Records for the task —
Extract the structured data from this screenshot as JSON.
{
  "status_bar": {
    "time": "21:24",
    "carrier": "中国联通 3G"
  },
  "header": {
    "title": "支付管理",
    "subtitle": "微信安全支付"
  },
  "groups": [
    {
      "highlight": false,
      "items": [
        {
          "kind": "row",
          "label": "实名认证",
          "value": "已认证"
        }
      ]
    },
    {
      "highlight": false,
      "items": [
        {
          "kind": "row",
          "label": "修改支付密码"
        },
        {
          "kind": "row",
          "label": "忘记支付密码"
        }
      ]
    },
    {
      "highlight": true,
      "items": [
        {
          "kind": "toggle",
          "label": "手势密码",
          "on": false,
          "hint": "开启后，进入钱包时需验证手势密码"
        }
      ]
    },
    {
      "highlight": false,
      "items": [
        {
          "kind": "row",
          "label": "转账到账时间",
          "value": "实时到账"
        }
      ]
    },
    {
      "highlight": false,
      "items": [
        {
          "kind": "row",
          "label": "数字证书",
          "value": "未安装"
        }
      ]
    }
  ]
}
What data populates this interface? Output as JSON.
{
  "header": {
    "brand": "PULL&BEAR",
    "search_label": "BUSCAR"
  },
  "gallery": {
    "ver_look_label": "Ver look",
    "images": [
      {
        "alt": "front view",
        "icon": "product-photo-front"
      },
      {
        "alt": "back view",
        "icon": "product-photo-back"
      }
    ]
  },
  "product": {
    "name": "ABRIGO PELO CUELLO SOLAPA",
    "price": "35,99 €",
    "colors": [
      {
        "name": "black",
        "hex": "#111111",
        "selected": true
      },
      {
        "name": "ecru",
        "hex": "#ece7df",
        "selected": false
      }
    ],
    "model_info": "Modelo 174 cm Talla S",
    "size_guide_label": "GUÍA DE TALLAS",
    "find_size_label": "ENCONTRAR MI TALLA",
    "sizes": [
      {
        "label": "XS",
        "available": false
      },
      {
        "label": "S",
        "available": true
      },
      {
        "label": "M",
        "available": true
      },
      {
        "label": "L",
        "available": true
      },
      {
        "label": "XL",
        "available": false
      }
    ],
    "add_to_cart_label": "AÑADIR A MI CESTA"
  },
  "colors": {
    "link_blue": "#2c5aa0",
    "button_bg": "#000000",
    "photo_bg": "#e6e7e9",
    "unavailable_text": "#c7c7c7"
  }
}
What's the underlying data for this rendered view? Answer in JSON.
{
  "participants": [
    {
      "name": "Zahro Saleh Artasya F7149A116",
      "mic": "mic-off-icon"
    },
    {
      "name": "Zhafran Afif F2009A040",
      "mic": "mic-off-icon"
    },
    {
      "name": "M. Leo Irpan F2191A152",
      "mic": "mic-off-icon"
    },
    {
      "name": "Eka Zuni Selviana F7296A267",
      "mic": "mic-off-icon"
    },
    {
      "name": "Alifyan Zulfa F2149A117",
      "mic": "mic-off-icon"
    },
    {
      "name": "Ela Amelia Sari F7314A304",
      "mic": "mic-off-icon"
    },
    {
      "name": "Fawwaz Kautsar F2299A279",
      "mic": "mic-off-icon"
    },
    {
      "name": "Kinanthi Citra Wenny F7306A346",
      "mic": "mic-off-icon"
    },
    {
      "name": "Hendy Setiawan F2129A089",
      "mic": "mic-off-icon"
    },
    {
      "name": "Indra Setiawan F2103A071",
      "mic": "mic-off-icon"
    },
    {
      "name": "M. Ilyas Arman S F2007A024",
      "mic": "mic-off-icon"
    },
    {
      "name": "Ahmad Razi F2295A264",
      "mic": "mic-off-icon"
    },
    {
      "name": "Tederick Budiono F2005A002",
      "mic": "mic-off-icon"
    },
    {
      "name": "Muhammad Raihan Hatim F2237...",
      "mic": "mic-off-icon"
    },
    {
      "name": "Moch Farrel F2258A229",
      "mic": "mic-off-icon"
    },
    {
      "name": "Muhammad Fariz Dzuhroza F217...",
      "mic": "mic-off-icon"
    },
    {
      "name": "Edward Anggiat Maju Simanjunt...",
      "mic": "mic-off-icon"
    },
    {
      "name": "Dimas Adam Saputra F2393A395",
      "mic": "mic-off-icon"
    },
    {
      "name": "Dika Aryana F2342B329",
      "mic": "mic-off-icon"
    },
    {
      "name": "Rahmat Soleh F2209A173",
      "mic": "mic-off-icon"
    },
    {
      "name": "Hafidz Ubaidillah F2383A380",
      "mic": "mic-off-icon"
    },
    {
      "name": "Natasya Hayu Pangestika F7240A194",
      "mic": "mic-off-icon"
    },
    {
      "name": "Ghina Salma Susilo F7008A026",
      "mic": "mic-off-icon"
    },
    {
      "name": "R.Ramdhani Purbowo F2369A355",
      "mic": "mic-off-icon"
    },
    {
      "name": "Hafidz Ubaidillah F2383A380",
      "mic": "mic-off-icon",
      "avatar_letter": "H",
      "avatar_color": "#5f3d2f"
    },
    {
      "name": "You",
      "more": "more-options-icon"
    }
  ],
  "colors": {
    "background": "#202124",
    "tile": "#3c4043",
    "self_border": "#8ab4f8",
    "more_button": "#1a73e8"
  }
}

Set task —
Give only the number of lines in the entries above that contain the string "data".

Answer below —
3